EXERCISE A
In the interview excerpt on creative voice, which film made it seem possible to center one's creative self?
EXERCISE B
Please rewrite the paragraph of the interview excerpt on creative voice that begins "For sure. I think I'm always interested" as a short bulleted list that keeps its main facts.
EXERCISE C
Carry on the interview excerpt on creative voice from the point where it stops.

EXTRACT PROVIDED
========================================================================
I don’t know that this process of centering your creative self and idiosyncratic voice ever really changes. In order for us to believe that what we create is worth dissemination, we have to make our own spaces for our own narratives. I do believe that My Own Private Idaho made it seem that this centering was possible. If Mike and Scott, the queer street hustlers, were worth an entire feature film, then maybe my stories of being a Chinese Canadian girl in East Vancouver were worth something too. Artists are constantly chipping away at the mainstream; after all, we’re always looking for the narrative that hasn’t been told yet; otherwise, why bother? Centering your voice and believing its value is the trick we play on our brains to make creativity possible.

You write that Van Sant’s filmography can seem random, but makes a chaotic kind of sense, yet all the films deal with similar themes. I know you yourself have also done a myriad of things in your career. Novels, poetry, criticism, essays, and also broadcasting with Can’t Lit. Do you see similar themes popping up in your own works, despite the forms being very different?

For sure. I think I’m always interested in the intersections between communities. It can be easy to write stories about a cast of characters who all live in the same place and have the same kind of jobs, interests, and relationships. This bores me so totally! I like those points where seemingly disparate people come together and what happens in those moments. I also made a commitment to myself a long time ago that I would write the invisible stories. I think about the people who don’t have public lives, who, when they die, will take their stories with them. And I try to write those stories, whether that’s in poetry or prose. And it extends to Can’t Lit and anything I do with CBC. What authors and books are essential to the literary landscape but need a little push for people to find them?
========================================================================
DATA SHOWN
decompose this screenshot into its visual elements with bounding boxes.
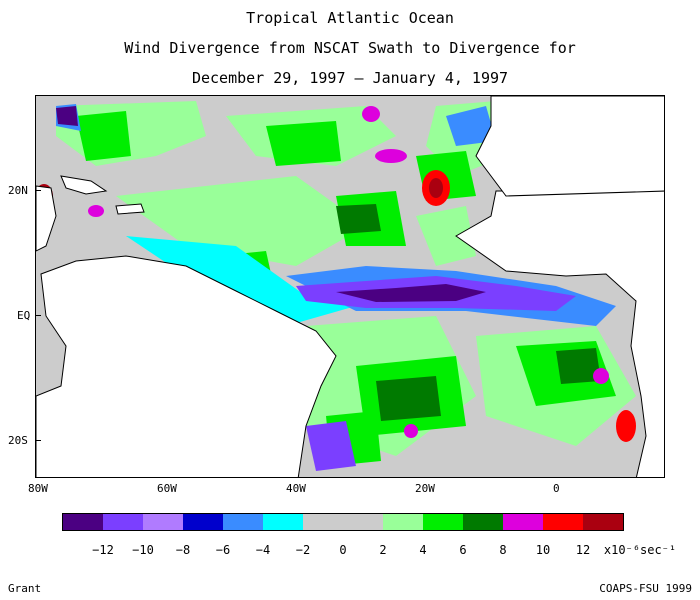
========================================================================
RESPONSE A
My Own Private Idaho.

RESPONSE B
- The speaker is always interested in the intersections between communities.
- Stories about characters who share the same place, jobs, interests, and relationships bore the speaker, who prefers the moments when seemingly disparate people come together.
- Long ago, the speaker committed to writing the invisible stories of people who have no public lives and whose stories will die with them, in poetry or prose.
- This commitment extends to Can't Lit and work with CBC, which ask which essential authors and books need a little push for people to find them.

RESPONSE C
As a writer, you’ve tackled many genres and styles—is there one, like writing a film script, that are you are interested in trying?

I have no desire to ever write a screenplay! You can print that and I will stick to it! I’ve been toying with the idea of co-writing a series of poems with a couple of my poet friends. Also, I kind of want to write a porn novel. Like, a good one. Although maybe all porn authors say that.

I know that it’s touched on in the book, but why do you feel that My Own Private Idaho has such a lasting appeal to audiences?

Ultimately, My Own Private Idaho is classic storytelling, with Mike and Scott’s coming-of-age and their love story. And the world will always want those narratives. But I also think Gus Van Sant has, possibly accidentally, created a timeless aesthetic that speaks to people younger than me. You could place Mike and Scott in a contemporary film and they wouldn’t look out of place. But also we see so much of the 21st century in this film, or at least the beginnings of ideas or movements that are now part of our daily conversations. Topics like gender fluidity, sex work, and queerness.

If you had to pick a favourite sequence in the film as one that speaks to you the most—for whatever reason—which one would stand out to you?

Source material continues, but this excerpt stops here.